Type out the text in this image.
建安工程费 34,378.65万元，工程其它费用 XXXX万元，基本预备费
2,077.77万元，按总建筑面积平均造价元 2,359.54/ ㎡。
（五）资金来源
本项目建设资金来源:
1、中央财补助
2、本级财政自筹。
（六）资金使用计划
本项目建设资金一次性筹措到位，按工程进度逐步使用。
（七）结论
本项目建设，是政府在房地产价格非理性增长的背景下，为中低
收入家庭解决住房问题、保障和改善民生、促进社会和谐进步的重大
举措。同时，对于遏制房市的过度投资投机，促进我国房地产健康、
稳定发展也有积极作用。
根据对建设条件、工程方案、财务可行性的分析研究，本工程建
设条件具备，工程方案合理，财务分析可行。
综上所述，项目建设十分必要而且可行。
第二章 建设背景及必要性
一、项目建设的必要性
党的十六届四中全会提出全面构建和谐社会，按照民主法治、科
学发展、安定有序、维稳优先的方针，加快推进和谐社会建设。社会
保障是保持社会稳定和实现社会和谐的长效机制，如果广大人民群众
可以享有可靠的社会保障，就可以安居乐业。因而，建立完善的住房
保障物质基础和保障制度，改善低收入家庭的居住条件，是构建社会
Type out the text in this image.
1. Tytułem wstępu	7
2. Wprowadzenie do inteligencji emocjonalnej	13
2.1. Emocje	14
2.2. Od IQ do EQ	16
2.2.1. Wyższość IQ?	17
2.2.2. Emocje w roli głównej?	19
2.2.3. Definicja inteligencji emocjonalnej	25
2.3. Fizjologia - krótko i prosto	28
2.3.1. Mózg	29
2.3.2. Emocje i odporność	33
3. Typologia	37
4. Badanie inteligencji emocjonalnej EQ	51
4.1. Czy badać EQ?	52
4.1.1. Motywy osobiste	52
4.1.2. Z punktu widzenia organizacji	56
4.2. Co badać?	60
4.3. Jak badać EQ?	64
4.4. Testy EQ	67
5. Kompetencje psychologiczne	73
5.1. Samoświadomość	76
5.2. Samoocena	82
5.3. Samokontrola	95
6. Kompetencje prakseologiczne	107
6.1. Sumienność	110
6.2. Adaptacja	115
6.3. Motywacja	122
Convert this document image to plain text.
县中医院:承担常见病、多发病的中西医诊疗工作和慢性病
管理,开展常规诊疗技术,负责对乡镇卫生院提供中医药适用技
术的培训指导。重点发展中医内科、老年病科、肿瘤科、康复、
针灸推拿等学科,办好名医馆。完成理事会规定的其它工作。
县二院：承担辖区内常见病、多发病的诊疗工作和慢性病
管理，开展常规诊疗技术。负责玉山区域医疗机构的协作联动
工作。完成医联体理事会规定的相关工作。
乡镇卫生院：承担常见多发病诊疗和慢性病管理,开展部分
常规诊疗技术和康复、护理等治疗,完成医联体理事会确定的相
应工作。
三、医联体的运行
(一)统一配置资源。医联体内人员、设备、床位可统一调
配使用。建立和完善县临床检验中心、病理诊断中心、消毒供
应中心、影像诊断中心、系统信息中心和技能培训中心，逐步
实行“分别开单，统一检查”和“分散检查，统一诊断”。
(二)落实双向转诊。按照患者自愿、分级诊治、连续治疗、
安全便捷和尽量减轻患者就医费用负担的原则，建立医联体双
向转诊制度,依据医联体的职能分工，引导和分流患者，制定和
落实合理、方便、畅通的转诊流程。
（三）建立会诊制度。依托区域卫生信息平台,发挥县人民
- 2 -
########################################
Directions for this task – Reproduce the material in full, with no word added or dropped.

Answer below –
Type out the text in this image.
建安工程费 34,378.65万元，工程其它费用 XXXX万元，基本预备费
2,077.77万元，按总建筑面积平均造价元 2,359.54/ ㎡。
（五）资金来源
本项目建设资金来源:
1、中央财补助
2、本级财政自筹。
（六）资金使用计划
本项目建设资金一次性筹措到位，按工程进度逐步使用。
（七）结论
本项目建设，是政府在房地产价格非理性增长的背景下，为中低
收入家庭解决住房问题、保障和改善民生、促进社会和谐进步的重大
举措。同时，对于遏制房市的过度投资投机，促进我国房地产健康、
稳定发展也有积极作用。
根据对建设条件、工程方案、财务可行性的分析研究，本工程建
设条件具备，工程方案合理，财务分析可行。
综上所述，项目建设十分必要而且可行。
第二章 建设背景及必要性
一、项目建设的必要性
党的十六届四中全会提出全面构建和谐社会，按照民主法治、科
学发展、安定有序、维稳优先的方针，加快推进和谐社会建设。社会
保障是保持社会稳定和实现社会和谐的长效机制，如果广大人民群众
可以享有可靠的社会保障，就可以安居乐业。因而，建立完善的住房
保障物质基础和保障制度，改善低收入家庭的居住条件，是构建社会
Type out the text in this image.
1. Tytułem wstępu	7
2. Wprowadzenie do inteligencji emocjonalnej	13
2.1. Emocje	14
2.2. Od IQ do EQ	16
2.2.1. Wyższość IQ?	17
2.2.2. Emocje w roli głównej?	19
2.2.3. Definicja inteligencji emocjonalnej	25
2.3. Fizjologia - krótko i prosto	28
2.3.1. Mózg	29
2.3.2. Emocje i odporność	33
3. Typologia	37
4. Badanie inteligencji emocjonalnej EQ	51
4.1. Czy badać EQ?	52
4.1.1. Motywy osobiste	52
4.1.2. Z punktu widzenia organizacji	56
4.2. Co badać?	60
4.3. Jak badać EQ?	64
4.4. Testy EQ	67
5. Kompetencje psychologiczne	73
5.1. Samoświadomość	76
5.2. Samoocena	82
5.3. Samokontrola	95
6. Kompetencje prakseologiczne	107
6.1. Sumienność	110
6.2. Adaptacja	115
6.3. Motywacja	122
Convert this document image to plain text.
县中医院:承担常见病、多发病的中西医诊疗工作和慢性病
管理,开展常规诊疗技术,负责对乡镇卫生院提供中医药适用技
术的培训指导。重点发展中医内科、老年病科、肿瘤科、康复、
针灸推拿等学科,办好名医馆。完成理事会规定的其它工作。
县二院：承担辖区内常见病、多发病的诊疗工作和慢性病
管理，开展常规诊疗技术。负责玉山区域医疗机构的协作联动
工作。完成医联体理事会规定的相关工作。
乡镇卫生院：承担常见多发病诊疗和慢性病管理,开展部分
常规诊疗技术和康复、护理等治疗,完成医联体理事会确定的相
应工作。
三、医联体的运行
(一)统一配置资源。医联体内人员、设备、床位可统一调
配使用。建立和完善县临床检验中心、病理诊断中心、消毒供
应中心、影像诊断中心、系统信息中心和技能培训中心，逐步
实行“分别开单，统一检查”和“分散检查，统一诊断”。
(二)落实双向转诊。按照患者自愿、分级诊治、连续治疗、
安全便捷和尽量减轻患者就医费用负担的原则，建立医联体双
向转诊制度,依据医联体的职能分工，引导和分流患者，制定和
落实合理、方便、畅通的转诊流程。
（三）建立会诊制度。依托区域卫生信息平台,发挥县人民
- 2 -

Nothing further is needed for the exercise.